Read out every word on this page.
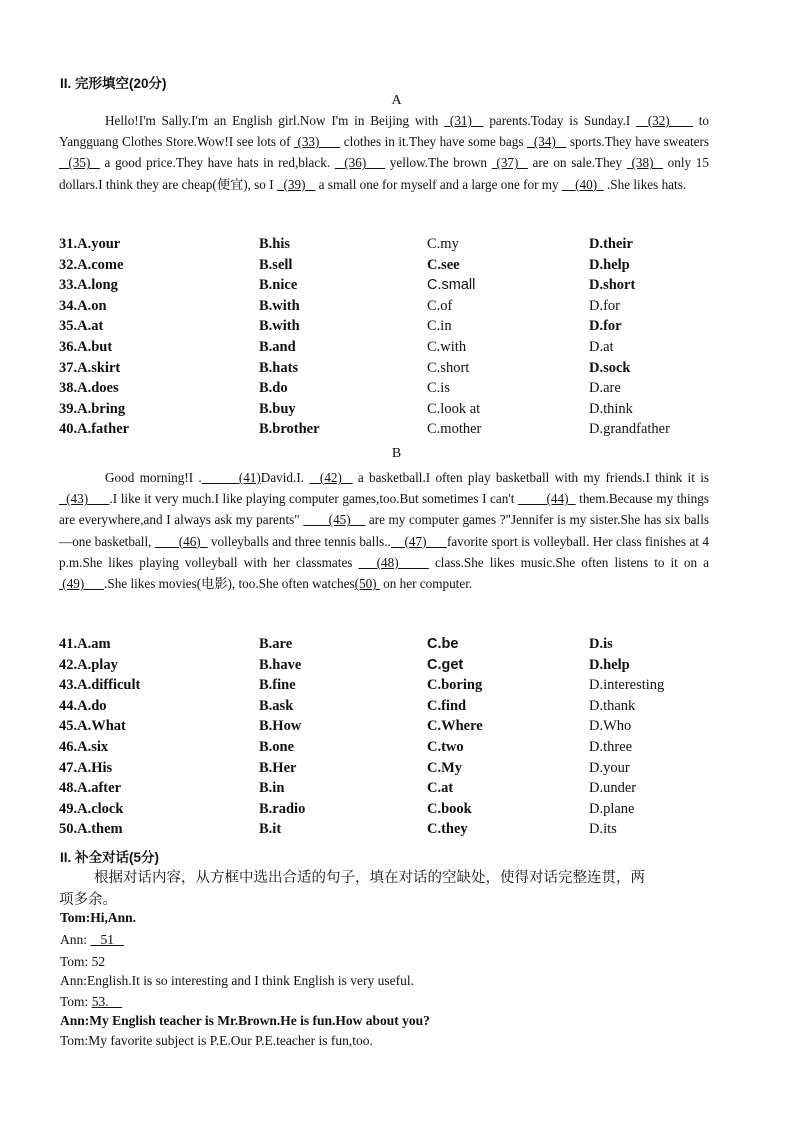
II. 完形填空(20分)
A
Hello!I'm Sally.I'm an English girl.Now I'm in Beijing with  (31)   parents.Today is Sunday.I   (32)     to Yangguang Clothes Store.Wow!I see lots of  (33)       clothes in it.They have some bags   (34)    sports.They have sweaters   (35)   a good price.They have hats in red,black.   (36)     yellow.The brown  (37)   are on sale.They  (38)   only 15 dollars.I think they are cheap(便宜), so I   (39)    a small one for myself and a large one for my _  (40)   .She likes hats.
31.A.your	B.his	C.my	D.their
32.A.come	B.sell	C.see	D.help
33.A.long	B.nice	C.small	D.short
34.A.on	B.with	C.of	D.for
35.A.at	B.with	C.in	D.for
36.A.but	B.and	C.with	D.at
37.A.skirt	B.hats	C.short	D.sock
38.A.does	B.do	C.is	D.are
39.A.bring	B.buy	C.look at	D.think
40.A.father	B.brother	C.mother	D.grandfather
B
Good morning!I .       (41)David.I.   (42)   a basketball.I often play basketball with my friends.I think it is   (43)      .I like it very much.I like playing computer games,too.But sometimes I can't         (44)   them.Because my things are everywhere,and I always ask my parents"        (45)     are my computer games ?"Jennifer is my sister.She has six balls —one basketball,        (46)   volleyballs and three tennis balls..    (47)      favorite sport is volleyball. Her class finishes at 4 p.m.She likes playing volleyball with her classmates    (48)      class.She likes music.She often listens to it on a  (49)      .She likes movies(电影), too.She often watches(50)  on her computer.
41.A.am	B.are	C.be	D.is
42.A.play	B.have	C.get	D.help
43.A.difficult	B.fine	C.boring	D.interesting
44.A.do	B.ask	C.find	D.thank
45.A.What	B.How	C.Where	D.Who
46.A.six	B.one	C.two	D.three
47.A.His	B.Her	C.My	D.your
48.A.after	B.in	C.at	D.under
49.A.clock	B.radio	C.book	D.plane
50.A.them	B.it	C.they	D.its
II. 补全对话(5分)
根据对话内容，从方框中选出合适的句子，填在对话的空缺处，使得对话完整连贯，两
项多余。
Tom:Hi,Ann.
Ann:    51
Tom: 52
Ann:English.It is so interesting and I think English is very useful.
Tom: 53.
Ann:My English teacher is Mr.Brown.He is fun.How about you?
Tom:My favorite subject is P.E.Our P.E.teacher is fun,too.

**********

> _Problem_:
Filter the entries down to the lines with the word "have" in them.

> _Reply_:
Hello!I'm Sally.I'm an English girl.Now I'm in Beijing with  (31)   parents.Today is Sunday.I   (32)     to Yangguang Clothes Store.Wow!I see lots of  (33)       clothes in it.They have some bags   (34)    sports.They have sweaters   (35)   a good price.They have hats in red,black.   (36)     yellow.The brown  (37)   are on sale.They  (38)   only 15 dollars.I think they are cheap(便宜), so I   (39)    a small one for myself and a large one for my _  (40)   .She likes hats.
42.A.play	B.have	C.get	D.help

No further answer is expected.